* start Supplied data *
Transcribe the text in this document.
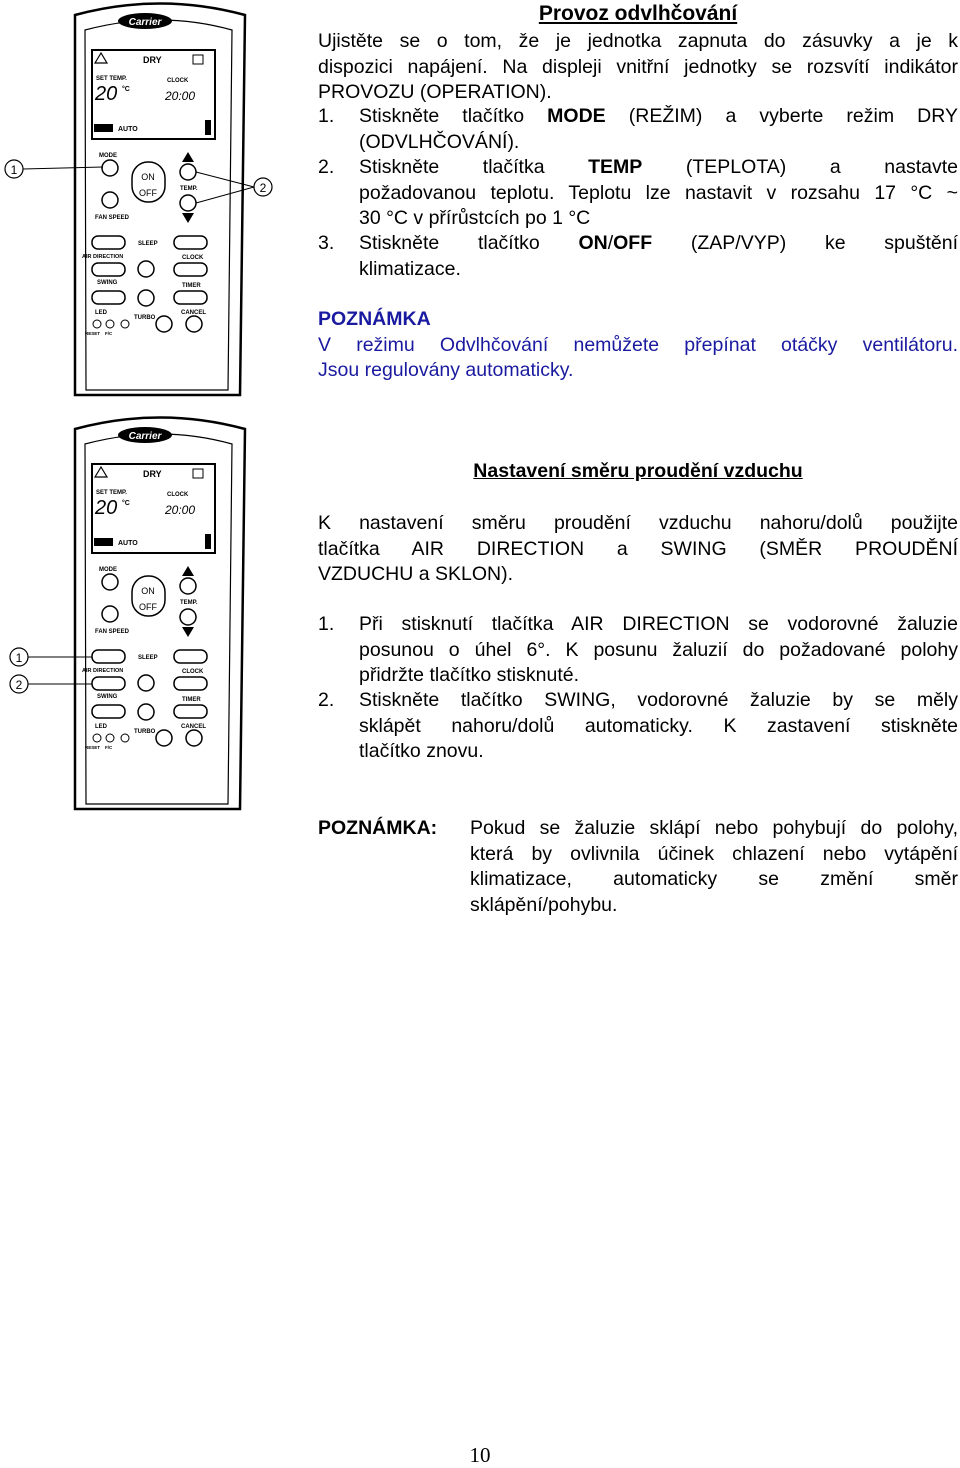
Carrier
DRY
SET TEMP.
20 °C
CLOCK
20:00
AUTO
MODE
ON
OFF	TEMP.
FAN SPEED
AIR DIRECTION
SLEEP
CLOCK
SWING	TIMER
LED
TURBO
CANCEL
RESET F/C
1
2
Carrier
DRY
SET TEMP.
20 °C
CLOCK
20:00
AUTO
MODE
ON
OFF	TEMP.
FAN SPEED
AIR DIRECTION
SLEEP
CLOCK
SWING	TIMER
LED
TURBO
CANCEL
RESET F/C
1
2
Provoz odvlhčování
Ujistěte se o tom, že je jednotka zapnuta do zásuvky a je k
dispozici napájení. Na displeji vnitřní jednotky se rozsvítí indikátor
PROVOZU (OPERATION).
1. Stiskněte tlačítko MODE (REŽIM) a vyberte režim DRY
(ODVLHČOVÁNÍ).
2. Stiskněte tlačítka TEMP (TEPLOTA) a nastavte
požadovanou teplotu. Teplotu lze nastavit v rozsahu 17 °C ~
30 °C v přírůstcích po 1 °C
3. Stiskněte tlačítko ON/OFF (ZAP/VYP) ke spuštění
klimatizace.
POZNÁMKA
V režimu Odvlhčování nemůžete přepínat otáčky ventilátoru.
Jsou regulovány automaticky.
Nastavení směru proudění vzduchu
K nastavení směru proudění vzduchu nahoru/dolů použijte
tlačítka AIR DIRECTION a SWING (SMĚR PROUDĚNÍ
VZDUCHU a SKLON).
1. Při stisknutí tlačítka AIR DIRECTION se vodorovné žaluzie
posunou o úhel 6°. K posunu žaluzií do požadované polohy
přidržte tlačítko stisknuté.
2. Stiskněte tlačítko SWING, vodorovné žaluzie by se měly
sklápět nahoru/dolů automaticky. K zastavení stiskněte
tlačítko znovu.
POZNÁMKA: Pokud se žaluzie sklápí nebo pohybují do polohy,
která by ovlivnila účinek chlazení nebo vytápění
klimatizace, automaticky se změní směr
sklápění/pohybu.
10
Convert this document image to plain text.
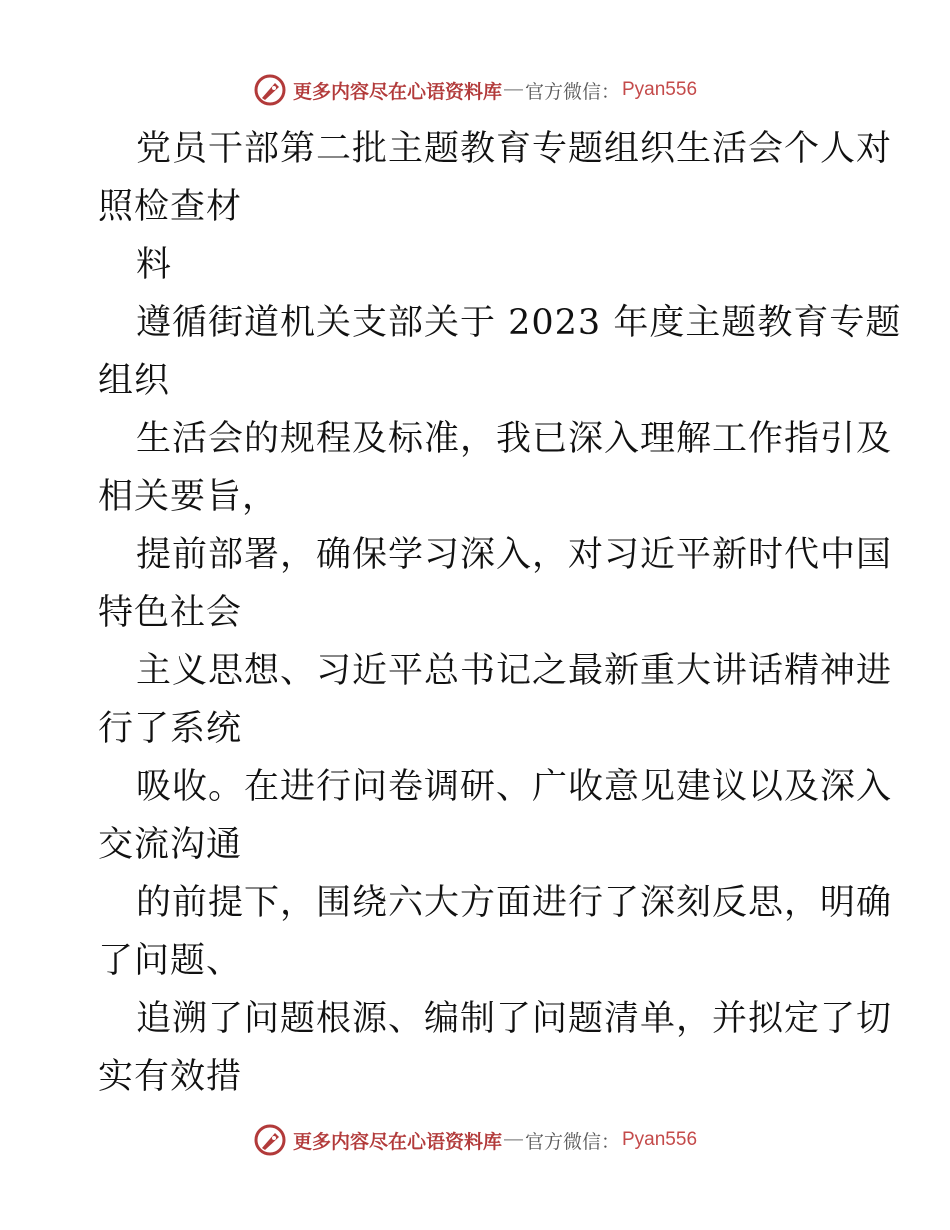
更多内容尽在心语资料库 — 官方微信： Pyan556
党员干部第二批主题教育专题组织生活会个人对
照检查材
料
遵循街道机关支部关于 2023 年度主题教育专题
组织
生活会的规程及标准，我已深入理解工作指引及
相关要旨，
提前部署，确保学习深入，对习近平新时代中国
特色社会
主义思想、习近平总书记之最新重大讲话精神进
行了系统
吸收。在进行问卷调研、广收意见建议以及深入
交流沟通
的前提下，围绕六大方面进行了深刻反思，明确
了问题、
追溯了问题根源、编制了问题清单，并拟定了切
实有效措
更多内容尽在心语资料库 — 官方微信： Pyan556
* end Supplied data *
◆ What needs to be done
What is the number of lines in the records that contain the word "this"? Answer with the number and nothing else.

◆ Response
2